Given problem:
Output every line of the data exactly as it appears.
## Begin
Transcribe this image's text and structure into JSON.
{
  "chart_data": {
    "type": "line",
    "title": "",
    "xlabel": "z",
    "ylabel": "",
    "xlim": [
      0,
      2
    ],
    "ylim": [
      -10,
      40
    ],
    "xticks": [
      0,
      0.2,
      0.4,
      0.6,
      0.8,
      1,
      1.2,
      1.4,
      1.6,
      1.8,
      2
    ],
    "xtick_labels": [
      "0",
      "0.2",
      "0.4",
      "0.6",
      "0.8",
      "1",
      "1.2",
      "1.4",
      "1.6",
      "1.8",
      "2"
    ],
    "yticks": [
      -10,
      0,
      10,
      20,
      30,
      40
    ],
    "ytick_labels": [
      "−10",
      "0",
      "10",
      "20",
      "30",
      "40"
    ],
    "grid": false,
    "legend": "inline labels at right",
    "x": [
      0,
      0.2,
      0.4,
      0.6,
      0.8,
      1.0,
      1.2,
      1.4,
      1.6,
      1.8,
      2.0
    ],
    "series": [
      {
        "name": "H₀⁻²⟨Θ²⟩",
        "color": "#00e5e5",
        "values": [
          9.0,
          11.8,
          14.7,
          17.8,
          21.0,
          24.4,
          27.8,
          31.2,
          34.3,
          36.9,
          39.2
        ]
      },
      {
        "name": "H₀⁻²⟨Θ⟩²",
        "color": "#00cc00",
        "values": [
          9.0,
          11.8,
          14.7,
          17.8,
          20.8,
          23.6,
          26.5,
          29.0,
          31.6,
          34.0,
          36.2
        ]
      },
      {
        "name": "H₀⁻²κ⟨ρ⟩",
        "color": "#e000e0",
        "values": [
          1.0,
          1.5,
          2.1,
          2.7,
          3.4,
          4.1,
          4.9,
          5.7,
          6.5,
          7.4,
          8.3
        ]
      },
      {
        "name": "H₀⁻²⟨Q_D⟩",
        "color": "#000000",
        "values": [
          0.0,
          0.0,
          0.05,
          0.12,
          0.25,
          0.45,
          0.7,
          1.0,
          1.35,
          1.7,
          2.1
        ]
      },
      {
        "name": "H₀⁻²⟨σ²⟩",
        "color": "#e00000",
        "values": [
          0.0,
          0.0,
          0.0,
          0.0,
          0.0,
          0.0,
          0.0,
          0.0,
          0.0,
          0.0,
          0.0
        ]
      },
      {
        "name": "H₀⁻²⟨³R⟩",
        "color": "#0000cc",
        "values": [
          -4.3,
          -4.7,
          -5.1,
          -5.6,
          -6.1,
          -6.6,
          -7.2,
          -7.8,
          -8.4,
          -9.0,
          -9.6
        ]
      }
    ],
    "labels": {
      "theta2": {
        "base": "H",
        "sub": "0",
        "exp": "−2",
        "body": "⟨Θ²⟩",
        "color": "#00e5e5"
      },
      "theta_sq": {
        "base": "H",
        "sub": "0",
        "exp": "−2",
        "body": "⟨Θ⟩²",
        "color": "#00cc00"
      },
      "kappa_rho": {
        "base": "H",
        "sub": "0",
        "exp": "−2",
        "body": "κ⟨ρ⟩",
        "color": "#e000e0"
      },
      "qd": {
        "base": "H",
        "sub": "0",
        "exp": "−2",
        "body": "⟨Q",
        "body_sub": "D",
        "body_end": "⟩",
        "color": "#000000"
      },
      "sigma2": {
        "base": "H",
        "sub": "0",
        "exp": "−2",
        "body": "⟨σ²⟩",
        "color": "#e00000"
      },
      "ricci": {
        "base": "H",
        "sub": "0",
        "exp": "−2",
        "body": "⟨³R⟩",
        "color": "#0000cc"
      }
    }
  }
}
## End
Correct response:
Transcribe this image's text and structure into JSON.
{
  "chart_data": {
    "type": "line",
    "title": "",
    "xlabel": "z",
    "ylabel": "",
    "xlim": [
      0,
      2
    ],
    "ylim": [
      -10,
      40
    ],
    "xticks": [
      0,
      0.2,
      0.4,
      0.6,
      0.8,
      1,
      1.2,
      1.4,
      1.6,
      1.8,
      2
    ],
    "xtick_labels": [
      "0",
      "0.2",
      "0.4",
      "0.6",
      "0.8",
      "1",
      "1.2",
      "1.4",
      "1.6",
      "1.8",
      "2"
    ],
    "yticks": [
      -10,
      0,
      10,
      20,
      30,
      40
    ],
    "ytick_labels": [
      "−10",
      "0",
      "10",
      "20",
      "30",
      "40"
    ],
    "grid": false,
    "legend": "inline labels at right",
    "x": [
      0,
      0.2,
      0.4,
      0.6,
      0.8,
      1.0,
      1.2,
      1.4,
      1.6,
      1.8,
      2.0
    ],
    "series": [
      {
        "name": "H₀⁻²⟨Θ²⟩",
        "color": "#00e5e5",
        "values": [
          9.0,
          11.8,
          14.7,
          17.8,
          21.0,
          24.4,
          27.8,
          31.2,
          34.3,
          36.9,
          39.2
        ]
      },
      {
        "name": "H₀⁻²⟨Θ⟩²",
        "color": "#00cc00",
        "values": [
          9.0,
          11.8,
          14.7,
          17.8,
          20.8,
          23.6,
          26.5,
          29.0,
          31.6,
          34.0,
          36.2
        ]
      },
      {
        "name": "H₀⁻²κ⟨ρ⟩",
        "color": "#e000e0",
        "values": [
          1.0,
          1.5,
          2.1,
          2.7,
          3.4,
          4.1,
          4.9,
          5.7,
          6.5,
          7.4,
          8.3
        ]
      },
      {
        "name": "H₀⁻²⟨Q_D⟩",
        "color": "#000000",
        "values": [
          0.0,
          0.0,
          0.05,
          0.12,
          0.25,
          0.45,
          0.7,
          1.0,
          1.35,
          1.7,
          2.1
        ]
      },
      {
        "name": "H₀⁻²⟨σ²⟩",
        "color": "#e00000",
        "values": [
          0.0,
          0.0,
          0.0,
          0.0,
          0.0,
          0.0,
          0.0,
          0.0,
          0.0,
          0.0,
          0.0
        ]
      },
      {
        "name": "H₀⁻²⟨³R⟩",
        "color": "#0000cc",
        "values": [
          -4.3,
          -4.7,
          -5.1,
          -5.6,
          -6.1,
          -6.6,
          -7.2,
          -7.8,
          -8.4,
          -9.0,
          -9.6
        ]
      }
    ],
    "labels": {
      "theta2": {
        "base": "H",
        "sub": "0",
        "exp": "−2",
        "body": "⟨Θ²⟩",
        "color": "#00e5e5"
      },
      "theta_sq": {
        "base": "H",
        "sub": "0",
        "exp": "−2",
        "body": "⟨Θ⟩²",
        "color": "#00cc00"
      },
      "kappa_rho": {
        "base": "H",
        "sub": "0",
        "exp": "−2",
        "body": "κ⟨ρ⟩",
        "color": "#e000e0"
      },
      "qd": {
        "base": "H",
        "sub": "0",
        "exp": "−2",
        "body": "⟨Q",
        "body_sub": "D",
        "body_end": "⟩",
        "color": "#000000"
      },
      "sigma2": {
        "base": "H",
        "sub": "0",
        "exp": "−2",
        "body": "⟨σ²⟩",
        "color": "#e00000"
      },
      "ricci": {
        "base": "H",
        "sub": "0",
        "exp": "−2",
        "body": "⟨³R⟩",
        "color": "#0000cc"
      }
    }
  }
}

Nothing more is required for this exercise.